# Short exercise:
Edit the listing starting at the line containing "- annotation: Danni" and ending at the last line, replacing "annotation" with "callout" and leaving everything else unchanged.

# Data shown:
* * * * * * *

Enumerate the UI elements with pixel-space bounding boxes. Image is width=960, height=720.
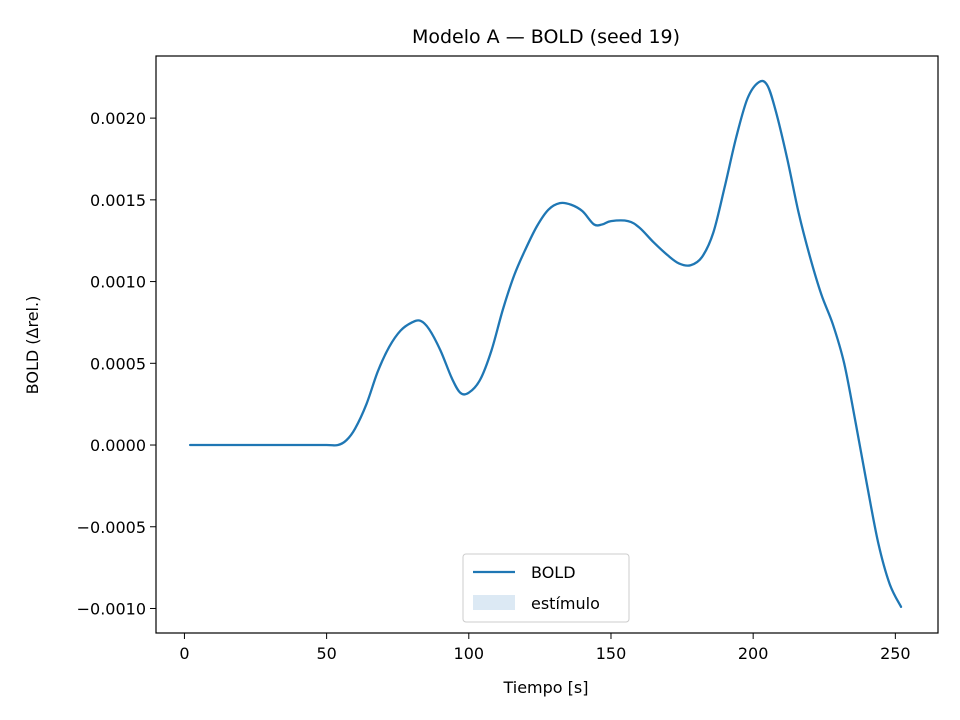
series-layer xyxy=(188,79,903,608)
x-tick-label: 50 xyxy=(316,644,336,663)
x-tick-label: 250 xyxy=(880,644,911,663)
legend: BOLD estímulo xyxy=(462,553,630,623)
legend-label-estimulo: estímulo xyxy=(531,594,600,613)
y-tick-label: 0.0010 xyxy=(90,273,146,292)
y-tick-label: 0.0000 xyxy=(90,436,146,455)
x-axis: 0 50 100 150 200 250 xyxy=(179,633,911,663)
x-tick-label: 0 xyxy=(179,644,189,663)
x-axis-label: Tiempo [s] xyxy=(502,678,588,697)
y-tick-label: −0.0010 xyxy=(77,599,146,618)
series-line-bold xyxy=(188,79,903,608)
y-tick-label: 0.0020 xyxy=(90,109,146,128)
y-tick-label: −0.0005 xyxy=(77,518,146,537)
y-axis: −0.0010 −0.0005 0.0000 0.0005 0.0010 0.0015 0.… xyxy=(77,109,156,618)
x-tick-label: 200 xyxy=(738,644,769,663)
x-tick-label: 100 xyxy=(454,644,485,663)
y-tick-label: 0.0005 xyxy=(90,354,146,373)
plot-area-frame xyxy=(155,55,939,634)
chart-title: Modelo A — BOLD (seed 19) xyxy=(412,26,680,48)
legend-label-bold: BOLD xyxy=(531,563,576,582)
y-tick-label: 0.0015 xyxy=(90,191,146,210)
y-axis-label: BOLD (Δrel.) xyxy=(23,296,42,395)
x-tick-label: 150 xyxy=(596,644,627,663)
legend-swatch-estimulo xyxy=(473,595,515,610)
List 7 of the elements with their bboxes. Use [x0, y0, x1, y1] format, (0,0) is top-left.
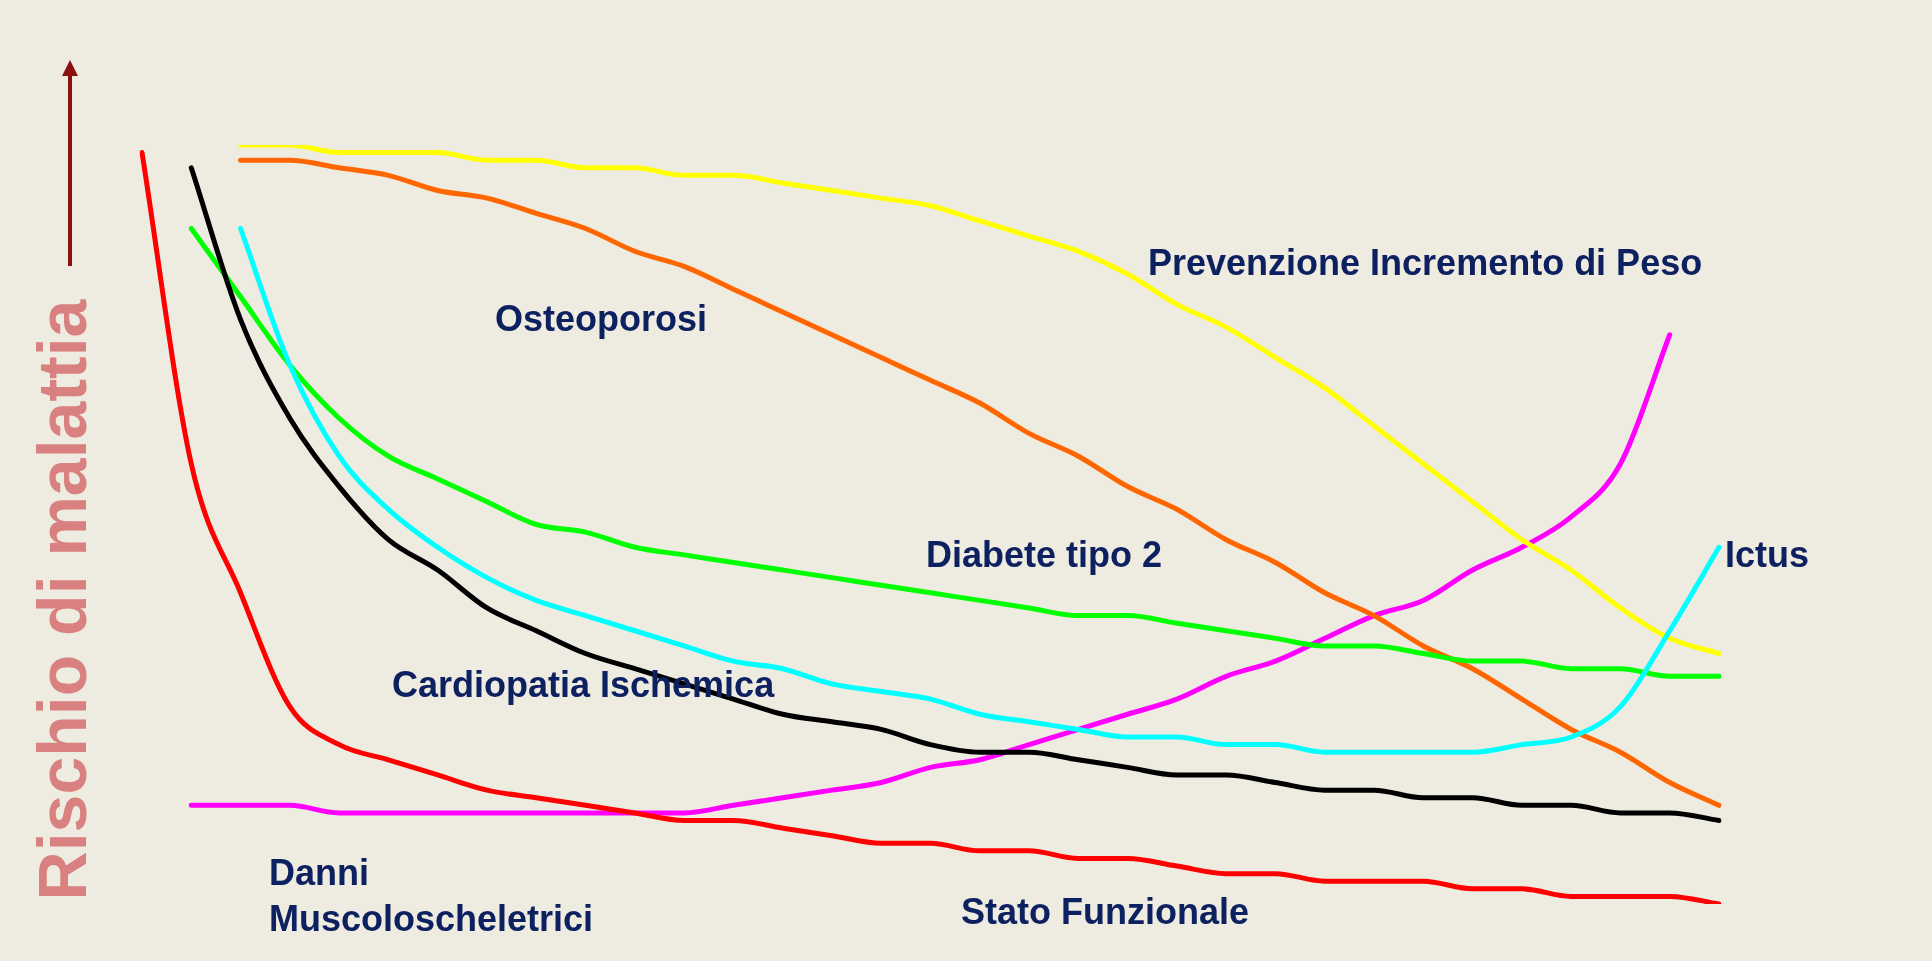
- annotation: Danni Muscoloscheletrici: [269, 851, 594, 941]
- annotation: Osteoporosi: [495, 297, 708, 341]
- annotation: Diabete tipo 2: [926, 533, 1163, 577]
- y-axis-title: Rischio di malattia: [23, 299, 101, 901]
- annotation: Prevenzione Incremento di Peso: [1148, 241, 1703, 285]
- annotation: Ictus: [1725, 533, 1810, 577]
- annotation: Stato Funzionale: [961, 890, 1249, 934]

* * * * * * *

# Right answer:
- callout: Danni Muscoloscheletrici: [269, 851, 594, 941]
- callout: Osteoporosi: [495, 297, 708, 341]
- callout: Diabete tipo 2: [926, 533, 1163, 577]
- y-axis-title: Rischio di malattia: [23, 299, 101, 901]
- callout: Prevenzione Incremento di Peso: [1148, 241, 1703, 285]
- callout: Ictus: [1725, 533, 1810, 577]
- callout: Stato Funzionale: [961, 890, 1249, 934]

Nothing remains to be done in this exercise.